==== Records supplied

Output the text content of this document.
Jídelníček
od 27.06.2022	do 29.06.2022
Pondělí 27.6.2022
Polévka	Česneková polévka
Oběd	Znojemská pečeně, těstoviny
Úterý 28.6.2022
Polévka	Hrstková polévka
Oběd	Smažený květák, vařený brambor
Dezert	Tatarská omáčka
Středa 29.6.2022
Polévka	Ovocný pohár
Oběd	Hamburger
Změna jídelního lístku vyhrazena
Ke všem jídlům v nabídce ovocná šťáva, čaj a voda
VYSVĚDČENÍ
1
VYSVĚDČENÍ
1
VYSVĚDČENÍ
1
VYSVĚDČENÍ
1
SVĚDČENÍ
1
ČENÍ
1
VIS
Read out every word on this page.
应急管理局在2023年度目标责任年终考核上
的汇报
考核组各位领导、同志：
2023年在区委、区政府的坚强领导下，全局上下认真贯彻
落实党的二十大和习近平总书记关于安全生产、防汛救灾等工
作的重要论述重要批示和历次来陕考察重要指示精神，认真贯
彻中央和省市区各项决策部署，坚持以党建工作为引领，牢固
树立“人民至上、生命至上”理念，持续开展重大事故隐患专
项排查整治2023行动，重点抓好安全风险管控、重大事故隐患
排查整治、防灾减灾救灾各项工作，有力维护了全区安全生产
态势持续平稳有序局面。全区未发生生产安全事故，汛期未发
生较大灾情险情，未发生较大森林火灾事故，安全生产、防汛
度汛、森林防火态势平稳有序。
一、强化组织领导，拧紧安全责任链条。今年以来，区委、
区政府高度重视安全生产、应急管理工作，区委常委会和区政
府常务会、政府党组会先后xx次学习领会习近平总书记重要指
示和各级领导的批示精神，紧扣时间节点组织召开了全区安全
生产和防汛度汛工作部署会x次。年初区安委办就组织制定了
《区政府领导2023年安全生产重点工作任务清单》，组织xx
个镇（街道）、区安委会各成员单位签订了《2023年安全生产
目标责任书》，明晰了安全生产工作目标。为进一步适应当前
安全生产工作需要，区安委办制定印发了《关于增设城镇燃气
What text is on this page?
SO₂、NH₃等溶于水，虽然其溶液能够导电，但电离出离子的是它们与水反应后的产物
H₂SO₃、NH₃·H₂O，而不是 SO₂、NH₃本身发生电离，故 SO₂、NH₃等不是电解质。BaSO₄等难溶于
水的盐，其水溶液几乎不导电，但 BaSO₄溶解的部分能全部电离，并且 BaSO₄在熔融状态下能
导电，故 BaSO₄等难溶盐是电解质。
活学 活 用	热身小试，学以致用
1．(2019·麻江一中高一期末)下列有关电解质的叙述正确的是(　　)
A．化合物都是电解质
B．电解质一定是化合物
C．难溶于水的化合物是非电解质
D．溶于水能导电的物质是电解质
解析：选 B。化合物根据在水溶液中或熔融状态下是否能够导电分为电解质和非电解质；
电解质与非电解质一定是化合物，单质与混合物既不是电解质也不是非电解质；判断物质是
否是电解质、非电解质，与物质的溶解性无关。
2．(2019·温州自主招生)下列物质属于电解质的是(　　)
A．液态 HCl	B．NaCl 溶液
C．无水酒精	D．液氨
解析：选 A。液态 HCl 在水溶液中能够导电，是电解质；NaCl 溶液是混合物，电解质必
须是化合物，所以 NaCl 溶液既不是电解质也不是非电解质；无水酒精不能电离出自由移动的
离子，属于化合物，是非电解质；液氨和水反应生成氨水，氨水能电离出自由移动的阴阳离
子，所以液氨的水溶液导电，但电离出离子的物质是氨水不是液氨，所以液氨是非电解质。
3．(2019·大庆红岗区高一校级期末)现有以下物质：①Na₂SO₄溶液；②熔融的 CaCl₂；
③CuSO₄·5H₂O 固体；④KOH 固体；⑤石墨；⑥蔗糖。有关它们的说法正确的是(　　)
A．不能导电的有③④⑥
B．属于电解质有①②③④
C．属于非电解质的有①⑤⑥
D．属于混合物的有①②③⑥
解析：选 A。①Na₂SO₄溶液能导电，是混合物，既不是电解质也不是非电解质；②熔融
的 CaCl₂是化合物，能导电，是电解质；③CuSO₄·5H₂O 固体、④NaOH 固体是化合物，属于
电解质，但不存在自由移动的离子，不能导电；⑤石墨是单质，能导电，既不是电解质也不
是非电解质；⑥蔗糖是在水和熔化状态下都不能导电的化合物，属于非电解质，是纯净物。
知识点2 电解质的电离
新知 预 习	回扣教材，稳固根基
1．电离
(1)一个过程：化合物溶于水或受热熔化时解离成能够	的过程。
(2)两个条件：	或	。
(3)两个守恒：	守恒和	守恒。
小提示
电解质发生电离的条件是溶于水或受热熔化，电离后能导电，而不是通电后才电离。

========

- Exercise prompt:
Every record should be given again exactly.

- Result of this task:
Output the text content of this document.
Jídelníček
od 27.06.2022	do 29.06.2022
Pondělí 27.6.2022
Polévka	Česneková polévka
Oběd	Znojemská pečeně, těstoviny
Úterý 28.6.2022
Polévka	Hrstková polévka
Oběd	Smažený květák, vařený brambor
Dezert	Tatarská omáčka
Středa 29.6.2022
Polévka	Ovocný pohár
Oběd	Hamburger
Změna jídelního lístku vyhrazena
Ke všem jídlům v nabídce ovocná šťáva, čaj a voda
VYSVĚDČENÍ
1
VYSVĚDČENÍ
1
VYSVĚDČENÍ
1
VYSVĚDČENÍ
1
SVĚDČENÍ
1
ČENÍ
1
VIS
Read out every word on this page.
应急管理局在2023年度目标责任年终考核上
的汇报
考核组各位领导、同志：
2023年在区委、区政府的坚强领导下，全局上下认真贯彻
落实党的二十大和习近平总书记关于安全生产、防汛救灾等工
作的重要论述重要批示和历次来陕考察重要指示精神，认真贯
彻中央和省市区各项决策部署，坚持以党建工作为引领，牢固
树立“人民至上、生命至上”理念，持续开展重大事故隐患专
项排查整治2023行动，重点抓好安全风险管控、重大事故隐患
排查整治、防灾减灾救灾各项工作，有力维护了全区安全生产
态势持续平稳有序局面。全区未发生生产安全事故，汛期未发
生较大灾情险情，未发生较大森林火灾事故，安全生产、防汛
度汛、森林防火态势平稳有序。
一、强化组织领导，拧紧安全责任链条。今年以来，区委、
区政府高度重视安全生产、应急管理工作，区委常委会和区政
府常务会、政府党组会先后xx次学习领会习近平总书记重要指
示和各级领导的批示精神，紧扣时间节点组织召开了全区安全
生产和防汛度汛工作部署会x次。年初区安委办就组织制定了
《区政府领导2023年安全生产重点工作任务清单》，组织xx
个镇（街道）、区安委会各成员单位签订了《2023年安全生产
目标责任书》，明晰了安全生产工作目标。为进一步适应当前
安全生产工作需要，区安委办制定印发了《关于增设城镇燃气
What text is on this page?
SO₂、NH₃等溶于水，虽然其溶液能够导电，但电离出离子的是它们与水反应后的产物
H₂SO₃、NH₃·H₂O，而不是 SO₂、NH₃本身发生电离，故 SO₂、NH₃等不是电解质。BaSO₄等难溶于
水的盐，其水溶液几乎不导电，但 BaSO₄溶解的部分能全部电离，并且 BaSO₄在熔融状态下能
导电，故 BaSO₄等难溶盐是电解质。
活学 活 用	热身小试，学以致用
1．(2019·麻江一中高一期末)下列有关电解质的叙述正确的是(　　)
A．化合物都是电解质
B．电解质一定是化合物
C．难溶于水的化合物是非电解质
D．溶于水能导电的物质是电解质
解析：选 B。化合物根据在水溶液中或熔融状态下是否能够导电分为电解质和非电解质；
电解质与非电解质一定是化合物，单质与混合物既不是电解质也不是非电解质；判断物质是
否是电解质、非电解质，与物质的溶解性无关。
2．(2019·温州自主招生)下列物质属于电解质的是(　　)
A．液态 HCl	B．NaCl 溶液
C．无水酒精	D．液氨
解析：选 A。液态 HCl 在水溶液中能够导电，是电解质；NaCl 溶液是混合物，电解质必
须是化合物，所以 NaCl 溶液既不是电解质也不是非电解质；无水酒精不能电离出自由移动的
离子，属于化合物，是非电解质；液氨和水反应生成氨水，氨水能电离出自由移动的阴阳离
子，所以液氨的水溶液导电，但电离出离子的物质是氨水不是液氨，所以液氨是非电解质。
3．(2019·大庆红岗区高一校级期末)现有以下物质：①Na₂SO₄溶液；②熔融的 CaCl₂；
③CuSO₄·5H₂O 固体；④KOH 固体；⑤石墨；⑥蔗糖。有关它们的说法正确的是(　　)
A．不能导电的有③④⑥
B．属于电解质有①②③④
C．属于非电解质的有①⑤⑥
D．属于混合物的有①②③⑥
解析：选 A。①Na₂SO₄溶液能导电，是混合物，既不是电解质也不是非电解质；②熔融
的 CaCl₂是化合物，能导电，是电解质；③CuSO₄·5H₂O 固体、④NaOH 固体是化合物，属于
电解质，但不存在自由移动的离子，不能导电；⑤石墨是单质，能导电，既不是电解质也不
是非电解质；⑥蔗糖是在水和熔化状态下都不能导电的化合物，属于非电解质，是纯净物。
知识点2 电解质的电离
新知 预 习	回扣教材，稳固根基
1．电离
(1)一个过程：化合物溶于水或受热熔化时解离成能够	的过程。
(2)两个条件：	或	。
(3)两个守恒：	守恒和	守恒。
小提示
电解质发生电离的条件是溶于水或受热熔化，电离后能导电，而不是通电后才电离。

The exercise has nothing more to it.